• _Excerpt_
********************

Q: Welcome to Beyond the Books, Vincent.  Can we start out by telling us whether you are published for the first time or are you multi-published?

Moonlight Falls is my 4th published novel. I’ve written about twice that many. I’m also a fulltime photojournalist.

Q: What was the name of your very first book regardless of whether it was published or not and, if not published, why?

I actually forget most of the circumstances, because this is going back some 20 years. The novel bore the curious title of “The Life and Death of Mike Sullivan” or something horrific like that. It didn’t get published because it was really bad.

Q: For your first published book, how many rejections did you go through before you either found a mainstream publisher, self-published it, or paid a vanity press to publish it?

Not many rejections. My agent at the time, Jimmy Vines, sold it in two weeks. Several publishers tried to buy it and it went up for auction.

Q: How did the rejections make you feel and what did you do to overcome the blows?

No one likes rejection. I worked harder. And drank a lot of beer.

Q: When your first book was published, who published it and why did you choose them?

Delacorte. They chose me.

Q: How did it make you feel to become published for the first time and how did you celebrate?

I felt vindicated and of course, high as a kite. How did I celebrate? By engaging in a year long party! I don’t recall a whole lot from that period.

Q: What was the first thing you did as for as promotion when you were published for the first time?

Interviews for the local print and TV media. The general rule of thumb is, start in your hometown and branch out from there.

Q: If you had to do it over again, would you have chosen another route to be published?

********************

• _Data provided_
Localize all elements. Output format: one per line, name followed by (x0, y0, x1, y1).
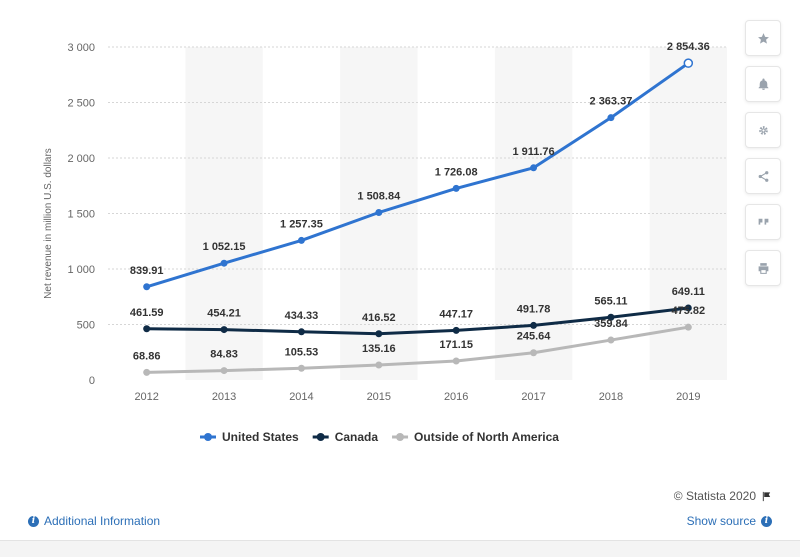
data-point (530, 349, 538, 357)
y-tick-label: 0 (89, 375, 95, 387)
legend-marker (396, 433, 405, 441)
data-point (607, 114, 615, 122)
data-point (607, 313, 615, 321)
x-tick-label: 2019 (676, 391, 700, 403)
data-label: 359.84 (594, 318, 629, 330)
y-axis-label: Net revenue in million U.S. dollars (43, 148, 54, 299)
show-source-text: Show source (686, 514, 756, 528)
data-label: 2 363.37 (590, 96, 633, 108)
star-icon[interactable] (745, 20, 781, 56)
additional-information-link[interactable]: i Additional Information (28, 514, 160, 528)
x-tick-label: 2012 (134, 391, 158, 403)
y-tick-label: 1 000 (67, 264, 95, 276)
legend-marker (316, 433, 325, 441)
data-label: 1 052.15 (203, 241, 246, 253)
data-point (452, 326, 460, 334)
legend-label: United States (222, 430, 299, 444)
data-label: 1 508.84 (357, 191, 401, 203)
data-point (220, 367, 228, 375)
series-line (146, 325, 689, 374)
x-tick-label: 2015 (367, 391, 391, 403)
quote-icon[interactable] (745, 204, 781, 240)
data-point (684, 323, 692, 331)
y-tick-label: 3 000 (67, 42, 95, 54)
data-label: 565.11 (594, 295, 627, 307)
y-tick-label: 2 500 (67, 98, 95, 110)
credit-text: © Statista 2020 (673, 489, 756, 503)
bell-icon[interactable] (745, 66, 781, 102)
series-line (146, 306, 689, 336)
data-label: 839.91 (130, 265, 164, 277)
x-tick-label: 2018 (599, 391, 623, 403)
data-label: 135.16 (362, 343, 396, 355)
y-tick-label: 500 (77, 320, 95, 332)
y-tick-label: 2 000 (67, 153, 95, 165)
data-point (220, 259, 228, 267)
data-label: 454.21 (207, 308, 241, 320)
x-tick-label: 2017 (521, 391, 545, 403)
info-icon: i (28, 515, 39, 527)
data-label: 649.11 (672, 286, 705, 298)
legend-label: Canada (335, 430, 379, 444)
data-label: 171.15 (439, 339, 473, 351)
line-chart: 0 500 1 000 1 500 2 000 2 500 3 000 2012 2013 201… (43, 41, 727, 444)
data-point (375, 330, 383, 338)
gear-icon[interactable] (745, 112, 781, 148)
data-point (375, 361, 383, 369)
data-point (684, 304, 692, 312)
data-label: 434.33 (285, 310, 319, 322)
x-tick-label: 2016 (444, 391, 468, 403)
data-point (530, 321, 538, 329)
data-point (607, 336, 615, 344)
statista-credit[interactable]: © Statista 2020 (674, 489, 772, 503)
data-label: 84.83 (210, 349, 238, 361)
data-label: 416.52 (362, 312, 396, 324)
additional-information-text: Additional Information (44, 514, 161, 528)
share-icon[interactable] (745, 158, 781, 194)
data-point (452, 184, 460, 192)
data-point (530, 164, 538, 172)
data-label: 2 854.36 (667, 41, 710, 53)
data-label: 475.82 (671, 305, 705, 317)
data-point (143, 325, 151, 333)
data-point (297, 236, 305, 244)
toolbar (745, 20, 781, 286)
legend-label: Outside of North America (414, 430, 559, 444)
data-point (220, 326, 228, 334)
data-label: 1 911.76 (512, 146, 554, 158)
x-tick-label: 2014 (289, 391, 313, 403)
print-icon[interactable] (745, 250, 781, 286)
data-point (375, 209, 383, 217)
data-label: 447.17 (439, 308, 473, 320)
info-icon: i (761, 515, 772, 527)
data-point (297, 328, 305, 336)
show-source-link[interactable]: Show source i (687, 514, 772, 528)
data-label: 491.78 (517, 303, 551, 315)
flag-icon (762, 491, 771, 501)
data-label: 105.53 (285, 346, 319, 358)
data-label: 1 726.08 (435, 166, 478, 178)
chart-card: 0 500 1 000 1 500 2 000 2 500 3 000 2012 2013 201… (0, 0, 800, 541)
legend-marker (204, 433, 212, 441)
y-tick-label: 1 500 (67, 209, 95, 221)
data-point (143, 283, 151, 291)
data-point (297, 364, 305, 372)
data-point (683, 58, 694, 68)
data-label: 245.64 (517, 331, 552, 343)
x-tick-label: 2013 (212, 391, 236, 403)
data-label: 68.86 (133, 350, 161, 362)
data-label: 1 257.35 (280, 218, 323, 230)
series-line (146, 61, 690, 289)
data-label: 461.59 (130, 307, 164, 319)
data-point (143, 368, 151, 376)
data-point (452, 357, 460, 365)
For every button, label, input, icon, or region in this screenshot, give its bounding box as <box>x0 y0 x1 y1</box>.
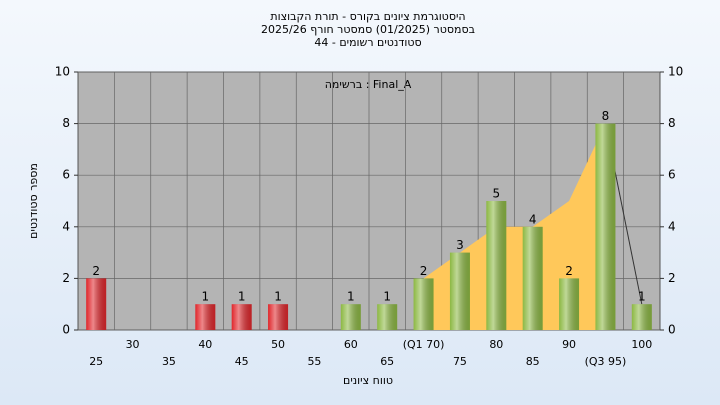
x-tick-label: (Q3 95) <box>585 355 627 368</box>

********************

• _Tasks and exercises_
1. Translate this sentence from the interview into Spanish: "The general rule of thumb is, start in your hometown and branch out from there."
2. According to the interview, why did Vincent's very first novel go unpublished? Answer in one to three sentences.
The lines have no connection to the interview.

• _Solutions for each task_
1. La regla general es empezar en tu ciudad natal y expandirte a partir de ahí.

2. His first novel, which carried a title like "The Life and Death of Mike Sullivan," was never published because it was really bad.